(Lines of data)
** Begin **

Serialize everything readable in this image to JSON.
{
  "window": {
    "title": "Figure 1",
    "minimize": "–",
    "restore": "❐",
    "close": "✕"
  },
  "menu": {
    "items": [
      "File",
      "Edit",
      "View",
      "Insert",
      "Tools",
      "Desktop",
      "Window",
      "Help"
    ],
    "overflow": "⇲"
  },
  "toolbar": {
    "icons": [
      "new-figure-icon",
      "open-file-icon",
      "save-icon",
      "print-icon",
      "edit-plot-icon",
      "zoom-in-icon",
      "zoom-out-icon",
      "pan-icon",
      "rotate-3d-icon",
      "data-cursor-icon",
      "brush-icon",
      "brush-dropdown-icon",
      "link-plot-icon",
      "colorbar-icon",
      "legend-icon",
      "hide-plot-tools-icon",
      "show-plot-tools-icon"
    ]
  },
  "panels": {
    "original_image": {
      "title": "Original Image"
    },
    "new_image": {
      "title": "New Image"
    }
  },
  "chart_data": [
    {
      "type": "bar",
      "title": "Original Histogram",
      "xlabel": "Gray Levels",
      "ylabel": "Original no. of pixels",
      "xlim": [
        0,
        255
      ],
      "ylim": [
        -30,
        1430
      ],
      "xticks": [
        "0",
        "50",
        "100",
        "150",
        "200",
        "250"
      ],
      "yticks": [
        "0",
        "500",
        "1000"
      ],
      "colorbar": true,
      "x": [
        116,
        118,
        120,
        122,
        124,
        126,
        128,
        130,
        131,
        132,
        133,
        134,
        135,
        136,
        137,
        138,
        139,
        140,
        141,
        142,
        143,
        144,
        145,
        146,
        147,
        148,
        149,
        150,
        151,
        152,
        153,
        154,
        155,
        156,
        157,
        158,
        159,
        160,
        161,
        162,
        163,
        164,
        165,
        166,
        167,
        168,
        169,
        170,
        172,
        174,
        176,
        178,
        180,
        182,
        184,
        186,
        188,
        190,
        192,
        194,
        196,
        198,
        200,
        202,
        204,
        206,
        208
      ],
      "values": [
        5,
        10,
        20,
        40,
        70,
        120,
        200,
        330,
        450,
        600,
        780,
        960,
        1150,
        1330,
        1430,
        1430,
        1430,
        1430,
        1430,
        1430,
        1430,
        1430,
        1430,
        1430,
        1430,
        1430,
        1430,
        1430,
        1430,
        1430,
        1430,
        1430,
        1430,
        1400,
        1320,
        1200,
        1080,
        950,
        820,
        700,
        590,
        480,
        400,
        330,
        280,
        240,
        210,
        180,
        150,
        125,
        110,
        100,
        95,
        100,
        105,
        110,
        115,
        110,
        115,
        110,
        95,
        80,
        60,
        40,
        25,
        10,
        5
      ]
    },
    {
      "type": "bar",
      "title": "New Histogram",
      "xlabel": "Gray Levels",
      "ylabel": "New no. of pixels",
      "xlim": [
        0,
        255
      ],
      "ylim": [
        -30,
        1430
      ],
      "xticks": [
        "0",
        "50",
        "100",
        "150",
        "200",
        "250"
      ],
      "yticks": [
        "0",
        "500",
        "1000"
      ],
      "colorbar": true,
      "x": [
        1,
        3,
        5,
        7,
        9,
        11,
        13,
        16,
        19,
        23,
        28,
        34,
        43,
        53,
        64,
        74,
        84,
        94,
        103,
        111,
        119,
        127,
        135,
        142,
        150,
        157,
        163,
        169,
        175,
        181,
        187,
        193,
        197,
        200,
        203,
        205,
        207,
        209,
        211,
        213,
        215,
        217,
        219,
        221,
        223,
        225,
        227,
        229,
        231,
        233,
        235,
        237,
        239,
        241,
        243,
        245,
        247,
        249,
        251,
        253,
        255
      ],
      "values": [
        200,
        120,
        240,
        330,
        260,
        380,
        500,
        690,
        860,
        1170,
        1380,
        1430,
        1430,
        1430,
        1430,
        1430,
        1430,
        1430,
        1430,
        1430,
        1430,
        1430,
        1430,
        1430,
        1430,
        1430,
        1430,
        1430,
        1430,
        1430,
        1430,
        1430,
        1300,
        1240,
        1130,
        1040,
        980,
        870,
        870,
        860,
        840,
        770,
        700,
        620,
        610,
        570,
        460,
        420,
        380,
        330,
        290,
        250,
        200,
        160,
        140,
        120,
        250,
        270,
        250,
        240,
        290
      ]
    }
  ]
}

** End **
** Begin **

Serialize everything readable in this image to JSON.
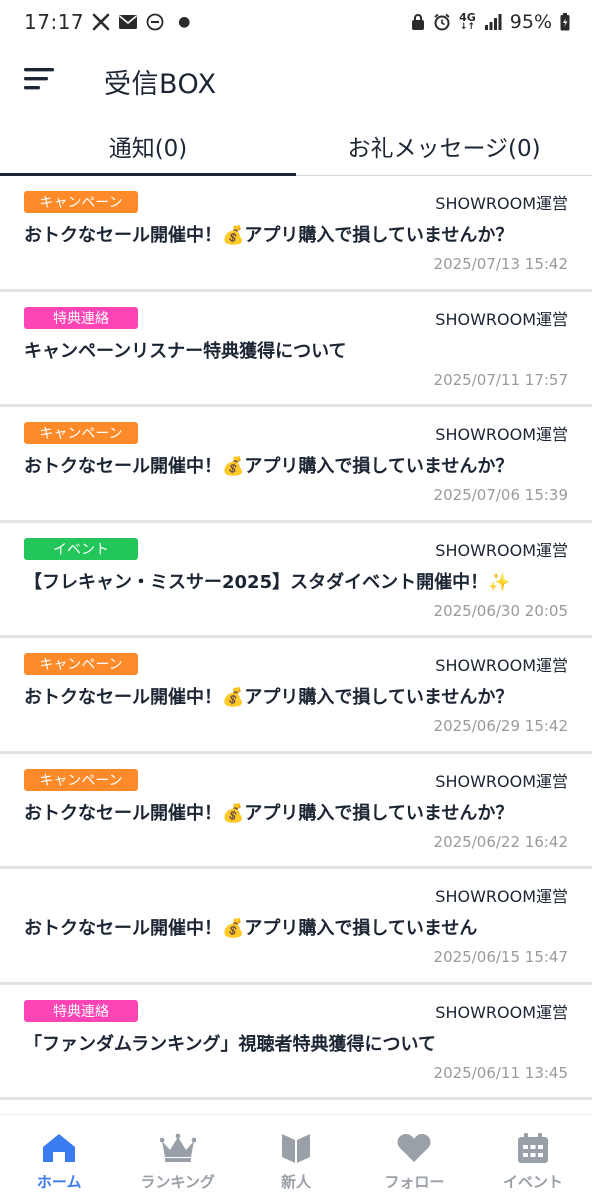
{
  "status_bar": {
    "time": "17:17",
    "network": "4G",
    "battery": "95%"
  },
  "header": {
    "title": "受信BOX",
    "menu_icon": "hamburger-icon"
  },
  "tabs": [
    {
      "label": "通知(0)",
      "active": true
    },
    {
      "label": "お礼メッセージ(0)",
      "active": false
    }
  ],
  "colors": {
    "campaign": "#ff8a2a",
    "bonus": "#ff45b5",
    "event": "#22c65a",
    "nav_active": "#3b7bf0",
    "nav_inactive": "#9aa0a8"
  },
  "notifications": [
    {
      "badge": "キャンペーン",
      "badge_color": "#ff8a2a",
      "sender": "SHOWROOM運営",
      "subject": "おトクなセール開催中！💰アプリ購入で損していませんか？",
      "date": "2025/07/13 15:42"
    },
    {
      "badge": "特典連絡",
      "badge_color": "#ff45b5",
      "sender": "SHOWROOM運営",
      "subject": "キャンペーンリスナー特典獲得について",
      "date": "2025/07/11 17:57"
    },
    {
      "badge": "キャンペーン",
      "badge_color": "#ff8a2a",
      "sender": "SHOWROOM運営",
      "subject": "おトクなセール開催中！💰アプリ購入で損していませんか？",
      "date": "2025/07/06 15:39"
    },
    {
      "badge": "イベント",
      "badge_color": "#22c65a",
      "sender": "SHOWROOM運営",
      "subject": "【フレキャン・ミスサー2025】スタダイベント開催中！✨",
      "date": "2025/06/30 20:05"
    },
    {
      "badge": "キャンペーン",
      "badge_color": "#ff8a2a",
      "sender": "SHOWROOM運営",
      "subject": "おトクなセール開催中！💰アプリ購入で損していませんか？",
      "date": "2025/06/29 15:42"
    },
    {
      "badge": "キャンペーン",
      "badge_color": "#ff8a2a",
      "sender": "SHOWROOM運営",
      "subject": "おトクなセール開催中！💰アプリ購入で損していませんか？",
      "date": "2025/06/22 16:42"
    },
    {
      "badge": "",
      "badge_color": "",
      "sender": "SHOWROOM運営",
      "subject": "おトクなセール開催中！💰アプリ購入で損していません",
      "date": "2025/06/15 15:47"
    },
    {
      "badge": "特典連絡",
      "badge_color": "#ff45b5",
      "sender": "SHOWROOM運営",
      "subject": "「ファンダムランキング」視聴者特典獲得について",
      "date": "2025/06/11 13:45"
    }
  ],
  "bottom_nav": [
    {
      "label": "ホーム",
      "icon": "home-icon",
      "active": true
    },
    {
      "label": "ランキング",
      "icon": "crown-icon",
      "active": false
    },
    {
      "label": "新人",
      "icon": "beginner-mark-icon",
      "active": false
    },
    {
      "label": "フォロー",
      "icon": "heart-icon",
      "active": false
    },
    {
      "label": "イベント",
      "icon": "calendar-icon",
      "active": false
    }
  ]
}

** End **

What is the number of lines in the listing that contain the string "ylabel"? Reply with that number alone.

• Response to the exercise:
2